# [Text section]

▽

- Windows 11 now holds 72.78% market share of Windows versions
- According to StatCounter, it has jumped 22% in the last two months.
- Windows 10 fell from 44.68% at the end of last year to 26.45%
It looks like Windows 10 is finally firmly on the sidelines, as Windows 11’s market share has increased significantly since the start of 2026.
According to the latest February 2026 Windows market share figures from StatCounter, Windows 11 reached 72.78%. This was up from 62.41% in January, and OS was only at 50.73% at the end of December 2025.
In short, Windows 11 has gained a mammoth 22% market share in just two months since the start of this year.
Unsurprisingly, the analytics company saw a similar decline for Windows 10, which stood at 44.68% at the end of 2025, and now plummets to 26.45%, a decline of over 18%.
Windows 11’s other gains came at the expense of Windows 7, which fell to almost nothing (finally), falling to 0.6% (it was at 3.8% at the end of 2025).

△

# [Extracted records]
▽

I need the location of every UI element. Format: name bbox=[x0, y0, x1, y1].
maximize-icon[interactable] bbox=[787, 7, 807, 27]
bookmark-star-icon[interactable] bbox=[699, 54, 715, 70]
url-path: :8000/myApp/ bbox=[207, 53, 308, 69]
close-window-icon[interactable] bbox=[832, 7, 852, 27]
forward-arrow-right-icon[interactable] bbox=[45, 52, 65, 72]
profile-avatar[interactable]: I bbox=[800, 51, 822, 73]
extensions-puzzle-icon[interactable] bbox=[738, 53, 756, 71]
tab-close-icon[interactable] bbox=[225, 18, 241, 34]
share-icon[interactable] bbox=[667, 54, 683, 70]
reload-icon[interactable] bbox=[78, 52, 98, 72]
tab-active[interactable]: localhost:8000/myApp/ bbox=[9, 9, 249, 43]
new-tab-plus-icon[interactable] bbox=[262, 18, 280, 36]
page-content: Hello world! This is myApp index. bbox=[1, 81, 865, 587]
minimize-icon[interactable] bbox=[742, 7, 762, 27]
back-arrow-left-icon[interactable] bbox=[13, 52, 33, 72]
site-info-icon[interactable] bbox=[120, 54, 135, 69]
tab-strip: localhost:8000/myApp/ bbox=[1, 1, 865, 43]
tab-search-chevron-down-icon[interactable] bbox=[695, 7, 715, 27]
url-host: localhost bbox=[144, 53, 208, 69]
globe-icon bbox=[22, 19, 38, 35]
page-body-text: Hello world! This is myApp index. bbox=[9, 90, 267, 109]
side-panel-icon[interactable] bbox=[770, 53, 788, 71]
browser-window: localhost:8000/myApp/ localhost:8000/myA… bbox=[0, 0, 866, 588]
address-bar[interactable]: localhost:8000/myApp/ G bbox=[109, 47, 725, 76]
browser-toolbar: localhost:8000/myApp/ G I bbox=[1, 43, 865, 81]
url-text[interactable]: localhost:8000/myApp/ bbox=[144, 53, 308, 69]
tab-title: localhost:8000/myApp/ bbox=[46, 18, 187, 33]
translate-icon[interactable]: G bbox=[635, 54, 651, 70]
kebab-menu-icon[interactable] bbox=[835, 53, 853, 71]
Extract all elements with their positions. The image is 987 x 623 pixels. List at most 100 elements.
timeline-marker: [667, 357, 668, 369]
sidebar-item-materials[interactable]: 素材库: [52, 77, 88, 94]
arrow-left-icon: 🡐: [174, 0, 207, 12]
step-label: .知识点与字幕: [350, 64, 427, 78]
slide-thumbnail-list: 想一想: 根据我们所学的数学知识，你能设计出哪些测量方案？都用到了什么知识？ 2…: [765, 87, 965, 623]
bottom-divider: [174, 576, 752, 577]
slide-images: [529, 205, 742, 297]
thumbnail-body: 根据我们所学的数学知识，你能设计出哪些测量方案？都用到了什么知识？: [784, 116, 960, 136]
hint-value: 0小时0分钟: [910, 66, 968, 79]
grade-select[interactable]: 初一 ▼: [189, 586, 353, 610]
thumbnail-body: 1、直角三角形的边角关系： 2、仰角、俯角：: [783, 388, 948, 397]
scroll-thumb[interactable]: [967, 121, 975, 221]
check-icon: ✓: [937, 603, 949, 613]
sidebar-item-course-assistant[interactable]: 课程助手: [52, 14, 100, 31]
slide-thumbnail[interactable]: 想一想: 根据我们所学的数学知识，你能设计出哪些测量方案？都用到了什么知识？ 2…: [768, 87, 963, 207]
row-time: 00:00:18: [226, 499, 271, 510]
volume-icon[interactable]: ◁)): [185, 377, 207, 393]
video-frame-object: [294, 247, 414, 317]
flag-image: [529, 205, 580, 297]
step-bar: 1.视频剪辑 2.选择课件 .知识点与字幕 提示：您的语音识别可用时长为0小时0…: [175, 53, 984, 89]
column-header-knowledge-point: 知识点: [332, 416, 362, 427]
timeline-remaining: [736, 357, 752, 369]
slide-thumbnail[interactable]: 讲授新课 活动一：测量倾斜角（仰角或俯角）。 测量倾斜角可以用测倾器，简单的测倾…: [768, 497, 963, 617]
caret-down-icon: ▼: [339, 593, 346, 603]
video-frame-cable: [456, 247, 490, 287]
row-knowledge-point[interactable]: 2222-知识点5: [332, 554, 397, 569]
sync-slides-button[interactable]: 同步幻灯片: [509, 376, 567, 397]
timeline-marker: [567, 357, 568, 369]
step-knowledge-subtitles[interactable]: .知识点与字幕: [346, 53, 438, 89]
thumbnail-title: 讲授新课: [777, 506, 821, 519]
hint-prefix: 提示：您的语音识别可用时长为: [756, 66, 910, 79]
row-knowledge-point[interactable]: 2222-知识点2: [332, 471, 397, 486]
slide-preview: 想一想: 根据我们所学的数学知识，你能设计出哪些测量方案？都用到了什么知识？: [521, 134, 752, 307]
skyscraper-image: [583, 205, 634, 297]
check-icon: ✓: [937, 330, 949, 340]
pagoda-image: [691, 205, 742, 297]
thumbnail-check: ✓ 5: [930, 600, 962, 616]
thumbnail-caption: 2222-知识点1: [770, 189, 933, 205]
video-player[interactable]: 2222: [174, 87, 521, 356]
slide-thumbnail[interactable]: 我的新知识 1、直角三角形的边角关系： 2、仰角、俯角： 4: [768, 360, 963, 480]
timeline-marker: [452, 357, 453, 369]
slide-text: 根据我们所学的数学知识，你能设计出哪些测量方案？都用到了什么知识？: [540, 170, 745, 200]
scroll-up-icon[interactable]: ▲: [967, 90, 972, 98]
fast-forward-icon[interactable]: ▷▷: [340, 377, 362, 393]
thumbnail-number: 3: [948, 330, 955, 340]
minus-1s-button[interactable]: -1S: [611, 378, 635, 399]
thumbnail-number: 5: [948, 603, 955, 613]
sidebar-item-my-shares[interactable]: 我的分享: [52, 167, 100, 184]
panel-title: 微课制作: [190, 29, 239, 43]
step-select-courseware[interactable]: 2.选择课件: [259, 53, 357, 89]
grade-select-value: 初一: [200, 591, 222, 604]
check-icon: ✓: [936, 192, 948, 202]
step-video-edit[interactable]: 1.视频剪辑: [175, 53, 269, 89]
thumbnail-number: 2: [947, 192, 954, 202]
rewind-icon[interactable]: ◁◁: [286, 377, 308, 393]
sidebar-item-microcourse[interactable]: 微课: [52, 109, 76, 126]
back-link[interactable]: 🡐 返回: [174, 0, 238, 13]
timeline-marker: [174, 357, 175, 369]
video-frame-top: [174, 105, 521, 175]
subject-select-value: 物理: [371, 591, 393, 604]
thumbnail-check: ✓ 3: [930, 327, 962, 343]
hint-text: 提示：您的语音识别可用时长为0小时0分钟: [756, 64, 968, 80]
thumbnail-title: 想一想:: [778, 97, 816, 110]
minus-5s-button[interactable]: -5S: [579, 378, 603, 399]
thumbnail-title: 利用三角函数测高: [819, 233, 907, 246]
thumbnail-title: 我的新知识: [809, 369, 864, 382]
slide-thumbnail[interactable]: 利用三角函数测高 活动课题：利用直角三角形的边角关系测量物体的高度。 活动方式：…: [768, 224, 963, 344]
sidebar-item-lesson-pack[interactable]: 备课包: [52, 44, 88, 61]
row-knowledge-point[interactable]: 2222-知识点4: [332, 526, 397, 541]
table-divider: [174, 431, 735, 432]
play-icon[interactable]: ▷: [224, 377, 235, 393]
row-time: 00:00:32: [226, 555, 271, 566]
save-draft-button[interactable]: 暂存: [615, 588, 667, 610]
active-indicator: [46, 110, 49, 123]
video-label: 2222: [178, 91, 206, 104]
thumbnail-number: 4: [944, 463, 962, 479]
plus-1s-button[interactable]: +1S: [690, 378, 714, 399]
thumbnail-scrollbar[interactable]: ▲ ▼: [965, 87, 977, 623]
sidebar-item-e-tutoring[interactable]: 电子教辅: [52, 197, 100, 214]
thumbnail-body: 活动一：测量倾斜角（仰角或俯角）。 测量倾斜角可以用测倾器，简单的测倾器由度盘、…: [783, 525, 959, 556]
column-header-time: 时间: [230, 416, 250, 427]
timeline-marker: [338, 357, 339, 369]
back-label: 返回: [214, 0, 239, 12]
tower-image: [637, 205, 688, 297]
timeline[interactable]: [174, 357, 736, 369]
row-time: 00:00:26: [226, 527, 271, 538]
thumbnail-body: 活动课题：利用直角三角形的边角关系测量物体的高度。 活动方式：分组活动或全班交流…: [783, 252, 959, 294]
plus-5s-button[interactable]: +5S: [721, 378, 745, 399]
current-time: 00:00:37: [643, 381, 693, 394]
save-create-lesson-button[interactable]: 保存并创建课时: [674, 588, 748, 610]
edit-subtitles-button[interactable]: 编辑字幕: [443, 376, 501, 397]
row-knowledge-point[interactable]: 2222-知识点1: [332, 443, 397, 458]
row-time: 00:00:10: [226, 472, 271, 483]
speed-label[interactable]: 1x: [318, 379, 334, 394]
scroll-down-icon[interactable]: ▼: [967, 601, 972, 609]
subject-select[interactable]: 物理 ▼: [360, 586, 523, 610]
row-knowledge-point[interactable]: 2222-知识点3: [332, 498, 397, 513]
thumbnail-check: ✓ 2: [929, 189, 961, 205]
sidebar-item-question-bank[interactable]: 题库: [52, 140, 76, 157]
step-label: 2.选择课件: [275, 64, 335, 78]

△

# [Explore the material]
a – According to the Windows market share text, what share did Windows 11 hold in January 2026?
b – Extract the passage of the Windows market share text from "According to the" to "of December 2025.".
The records play no part in what is asked here.

# [Answers to the exercises]
a – 62.41%

b –
According to the latest February 2026 Windows market share figures from StatCounter, Windows 11 reached 72.78%. This was up from 62.41% in January, and OS was only at 50.73% at the end of December 2025.